BEGIN Data lines
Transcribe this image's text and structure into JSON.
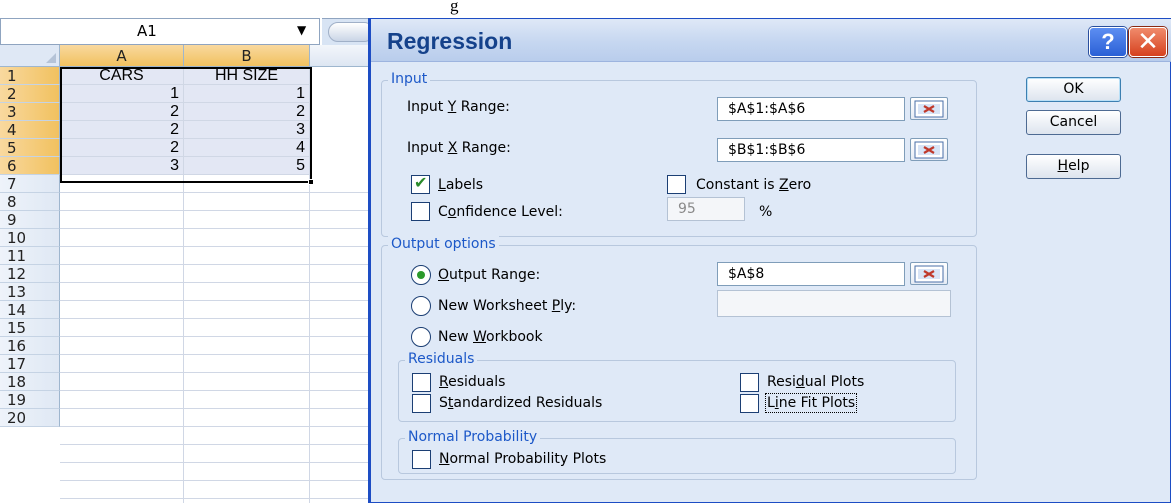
{
  "caption": "Regression dialog",
  "name_box": {
    "value": "A1"
  },
  "sheet": {
    "columns": [
      "A",
      "B"
    ],
    "rows": [
      "1",
      "2",
      "3",
      "4",
      "5",
      "6",
      "7",
      "8",
      "9",
      "10",
      "11",
      "12",
      "13",
      "14",
      "15",
      "16",
      "17",
      "18",
      "19",
      "20"
    ],
    "header_row": [
      "CARS",
      "HH SIZE"
    ],
    "data": [
      [
        "1",
        "1"
      ],
      [
        "2",
        "2"
      ],
      [
        "2",
        "3"
      ],
      [
        "2",
        "4"
      ],
      [
        "3",
        "5"
      ]
    ]
  },
  "dialog": {
    "title": "Regression",
    "help_glyph": "?",
    "close_glyph": "✕",
    "input": {
      "legend": "Input",
      "y_label": "Input Y Range:",
      "y_value": "$A$1:$A$6",
      "x_label": "Input X Range:",
      "x_value": "$B$1:$B$6",
      "labels_label": "Labels",
      "labels_checked": true,
      "constant_zero_label": "Constant is Zero",
      "confidence_label": "Confidence Level:",
      "confidence_value": "95",
      "percent": "%"
    },
    "output": {
      "legend": "Output options",
      "output_range_label": "Output Range:",
      "output_range_value": "$A$8",
      "new_ply_label": "New Worksheet Ply:",
      "new_workbook_label": "New Workbook",
      "selected": "output_range"
    },
    "residuals": {
      "legend": "Residuals",
      "residuals_label": "Residuals",
      "standardized_label": "Standardized Residuals",
      "residual_plots_label": "Residual Plots",
      "line_fit_label": "Line Fit Plots"
    },
    "normal": {
      "legend": "Normal Probability",
      "plots_label": "Normal Probability Plots"
    },
    "buttons": {
      "ok": "OK",
      "cancel": "Cancel",
      "help": "Help"
    }
  },
  "colors": {
    "title_text": "#15428b",
    "legend_text": "#1c58c8",
    "dialog_bg": "#dfe9f7",
    "selected_header": "#f1c15f"
  },
  "icons": {
    "range_picker": "range-picker-icon",
    "dropdown": "chevron-down-icon"
  }
}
END Data lines
● Your instructions:
Retype the whole listing, keeping every line identical and omitting all pictures.

● Full solution:
Transcribe this image's text and structure into JSON.
{
  "caption": "Regression dialog",
  "name_box": {
    "value": "A1"
  },
  "sheet": {
    "columns": [
      "A",
      "B"
    ],
    "rows": [
      "1",
      "2",
      "3",
      "4",
      "5",
      "6",
      "7",
      "8",
      "9",
      "10",
      "11",
      "12",
      "13",
      "14",
      "15",
      "16",
      "17",
      "18",
      "19",
      "20"
    ],
    "header_row": [
      "CARS",
      "HH SIZE"
    ],
    "data": [
      [
        "1",
        "1"
      ],
      [
        "2",
        "2"
      ],
      [
        "2",
        "3"
      ],
      [
        "2",
        "4"
      ],
      [
        "3",
        "5"
      ]
    ]
  },
  "dialog": {
    "title": "Regression",
    "help_glyph": "?",
    "close_glyph": "✕",
    "input": {
      "legend": "Input",
      "y_label": "Input Y Range:",
      "y_value": "$A$1:$A$6",
      "x_label": "Input X Range:",
      "x_value": "$B$1:$B$6",
      "labels_label": "Labels",
      "labels_checked": true,
      "constant_zero_label": "Constant is Zero",
      "confidence_label": "Confidence Level:",
      "confidence_value": "95",
      "percent": "%"
    },
    "output": {
      "legend": "Output options",
      "output_range_label": "Output Range:",
      "output_range_value": "$A$8",
      "new_ply_label": "New Worksheet Ply:",
      "new_workbook_label": "New Workbook",
      "selected": "output_range"
    },
    "residuals": {
      "legend": "Residuals",
      "residuals_label": "Residuals",
      "standardized_label": "Standardized Residuals",
      "residual_plots_label": "Residual Plots",
      "line_fit_label": "Line Fit Plots"
    },
    "normal": {
      "legend": "Normal Probability",
      "plots_label": "Normal Probability Plots"
    },
    "buttons": {
      "ok": "OK",
      "cancel": "Cancel",
      "help": "Help"
    }
  },
  "colors": {
    "title_text": "#15428b",
    "legend_text": "#1c58c8",
    "dialog_bg": "#dfe9f7",
    "selected_header": "#f1c15f"
  },
  "icons": {
    "range_picker": "range-picker-icon",
    "dropdown": "chevron-down-icon"
  }
}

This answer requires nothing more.